__Excerpted text__.
In a case like this it is hard to put a dollar value that satisfies the bean counters. The organisation has contract growers and has no dollar value in the eyes of an auditor on that part of the organisation although it does have value there. The float is there for the Ingham family to realise a return on 50 plus years of nurturing a business. They will also be looking at their tax position. The value will eventually be decided by the market putting a value on the business based on what it will return to shareholders. All plant and equipment will have been written down to the maximum for tax purposes. It is probably a lot more valuable that the books will show. 

The company should be valued on what it will do for shareholders from here on. You need to be a fly on the wall to work this out. If you need to eliminate risk then you sit back and buy after listing.


----------



## hamli (13 October 2016)

Tegel was offered at a lower P/E earlier on in year. Settled at ~5% gain on listing, had a nice rally, but now trading below IPO. Makes me question my earlier comment about a this IPO having a reasonable P/E.

Ingham is looking less attractive. I will probably choose to lock up my capital elsewhere, and monitor Inghams from the side line.


----------



## nioka (13 October 2016)

hamli said:


> Tegel was offered at a lower P/E earlier on in year. Settled at ~5% gain on listing, had a nice rally, but now trading below IPO. Makes me question my earlier comment about a this IPO having a reasonable P/E.
> 
> Ingham is looking less attractive. I will probably choose to lock up my capital elsewhere, and monitor Inghams from the side line.




You can't compare Tegels with Inghams. Tegels are small fry in the Industry, Inghams are leaders and really are the big boys in the industry.


----------



## galumay (13 October 2016)

nioka said:


> You can't compare Tegels with Inghams. Tegels are small fry in the Industry, Inghams are leaders and really are the big boys in the industry.




I am not sure that market share is a particularly useful metric. RFP, which is listed on the NSX has only about 5% of the market, but from my research would be one of the most profitable. 

I havent taken the time to look at Inghams in any detail so I cant really comment on whether the IPO is attractive or not.


----------



## So_Cynical (13 October 2016)

nioka said:


> You can't compare *Tegels with Inghams*. Tegels are small fry in the Industry, Inghams are leaders and really are the big boys in the industry.




Small fry in Aust but a major NZ player according to them.

__Stated problem__. In the forum thread above, list every username that heads a post.

[Records from a data collection]

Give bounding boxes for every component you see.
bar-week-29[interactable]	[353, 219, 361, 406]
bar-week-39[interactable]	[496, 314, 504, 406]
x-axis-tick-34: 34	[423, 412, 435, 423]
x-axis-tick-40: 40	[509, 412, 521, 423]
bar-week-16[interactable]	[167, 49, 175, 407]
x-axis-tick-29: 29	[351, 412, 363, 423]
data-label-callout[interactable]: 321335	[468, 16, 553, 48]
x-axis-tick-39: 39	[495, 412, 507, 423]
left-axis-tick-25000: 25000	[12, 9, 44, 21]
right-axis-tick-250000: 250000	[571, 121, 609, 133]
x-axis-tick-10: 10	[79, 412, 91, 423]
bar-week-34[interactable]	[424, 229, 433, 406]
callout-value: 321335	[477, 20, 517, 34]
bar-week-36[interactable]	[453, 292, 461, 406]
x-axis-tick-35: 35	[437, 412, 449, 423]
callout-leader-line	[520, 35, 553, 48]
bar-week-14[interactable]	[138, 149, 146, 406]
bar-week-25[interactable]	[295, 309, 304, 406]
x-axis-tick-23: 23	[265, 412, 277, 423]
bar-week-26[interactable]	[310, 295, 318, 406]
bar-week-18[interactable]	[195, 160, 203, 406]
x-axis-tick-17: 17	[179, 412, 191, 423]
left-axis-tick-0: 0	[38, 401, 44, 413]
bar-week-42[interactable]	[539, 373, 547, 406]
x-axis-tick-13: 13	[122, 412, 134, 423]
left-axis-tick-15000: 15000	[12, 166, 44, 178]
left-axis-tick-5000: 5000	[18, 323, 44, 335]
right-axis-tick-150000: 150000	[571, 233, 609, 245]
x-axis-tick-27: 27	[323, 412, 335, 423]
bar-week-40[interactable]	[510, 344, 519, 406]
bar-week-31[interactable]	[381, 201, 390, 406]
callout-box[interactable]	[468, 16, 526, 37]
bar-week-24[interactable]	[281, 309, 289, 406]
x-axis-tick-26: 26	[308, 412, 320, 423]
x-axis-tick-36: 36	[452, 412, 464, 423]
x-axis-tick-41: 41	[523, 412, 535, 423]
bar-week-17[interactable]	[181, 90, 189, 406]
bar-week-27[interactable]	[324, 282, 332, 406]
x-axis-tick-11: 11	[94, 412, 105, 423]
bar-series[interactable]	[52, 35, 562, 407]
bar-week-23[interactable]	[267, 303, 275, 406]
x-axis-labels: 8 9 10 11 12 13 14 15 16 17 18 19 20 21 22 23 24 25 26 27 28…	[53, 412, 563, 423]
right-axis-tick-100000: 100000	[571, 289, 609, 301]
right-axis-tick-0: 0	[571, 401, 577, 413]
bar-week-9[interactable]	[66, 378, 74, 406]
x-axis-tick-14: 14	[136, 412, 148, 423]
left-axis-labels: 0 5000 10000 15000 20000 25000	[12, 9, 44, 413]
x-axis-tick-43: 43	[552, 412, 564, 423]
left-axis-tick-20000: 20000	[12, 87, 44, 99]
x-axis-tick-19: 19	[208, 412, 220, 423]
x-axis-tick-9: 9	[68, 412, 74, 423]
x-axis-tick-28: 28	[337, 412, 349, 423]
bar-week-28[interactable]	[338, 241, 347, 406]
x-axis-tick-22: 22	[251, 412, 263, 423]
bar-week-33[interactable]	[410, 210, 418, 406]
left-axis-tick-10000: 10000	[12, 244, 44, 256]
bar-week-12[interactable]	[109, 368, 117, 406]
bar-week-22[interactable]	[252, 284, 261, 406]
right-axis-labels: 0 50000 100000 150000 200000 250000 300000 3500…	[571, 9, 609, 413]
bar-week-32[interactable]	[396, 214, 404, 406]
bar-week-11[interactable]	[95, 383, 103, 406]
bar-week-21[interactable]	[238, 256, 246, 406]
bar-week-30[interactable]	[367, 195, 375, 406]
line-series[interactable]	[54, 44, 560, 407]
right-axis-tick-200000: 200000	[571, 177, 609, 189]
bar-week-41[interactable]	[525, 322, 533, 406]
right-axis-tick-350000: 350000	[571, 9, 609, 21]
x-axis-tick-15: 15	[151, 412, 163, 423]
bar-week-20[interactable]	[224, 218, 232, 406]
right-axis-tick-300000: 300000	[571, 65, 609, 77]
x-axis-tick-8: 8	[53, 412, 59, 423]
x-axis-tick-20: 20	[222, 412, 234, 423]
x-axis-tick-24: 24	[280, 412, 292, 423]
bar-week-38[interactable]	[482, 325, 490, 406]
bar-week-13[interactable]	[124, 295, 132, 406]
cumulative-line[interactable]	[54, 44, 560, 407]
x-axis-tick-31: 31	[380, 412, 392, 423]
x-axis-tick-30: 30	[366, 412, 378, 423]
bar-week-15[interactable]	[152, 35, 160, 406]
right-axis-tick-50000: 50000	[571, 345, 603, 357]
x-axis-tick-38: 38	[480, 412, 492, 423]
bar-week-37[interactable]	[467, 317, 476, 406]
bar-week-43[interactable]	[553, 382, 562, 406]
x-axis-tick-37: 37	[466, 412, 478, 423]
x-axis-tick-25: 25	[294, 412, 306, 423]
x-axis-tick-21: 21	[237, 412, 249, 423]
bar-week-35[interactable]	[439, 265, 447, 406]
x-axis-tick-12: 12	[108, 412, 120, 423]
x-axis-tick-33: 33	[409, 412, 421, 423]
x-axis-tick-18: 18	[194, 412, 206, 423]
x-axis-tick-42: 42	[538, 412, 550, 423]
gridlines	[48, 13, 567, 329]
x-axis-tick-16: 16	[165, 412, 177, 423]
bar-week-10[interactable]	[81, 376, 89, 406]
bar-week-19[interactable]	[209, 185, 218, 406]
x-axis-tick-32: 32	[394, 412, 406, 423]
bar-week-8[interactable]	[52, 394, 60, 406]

__Task output__. hamli, nioka, galumay, So_Cynical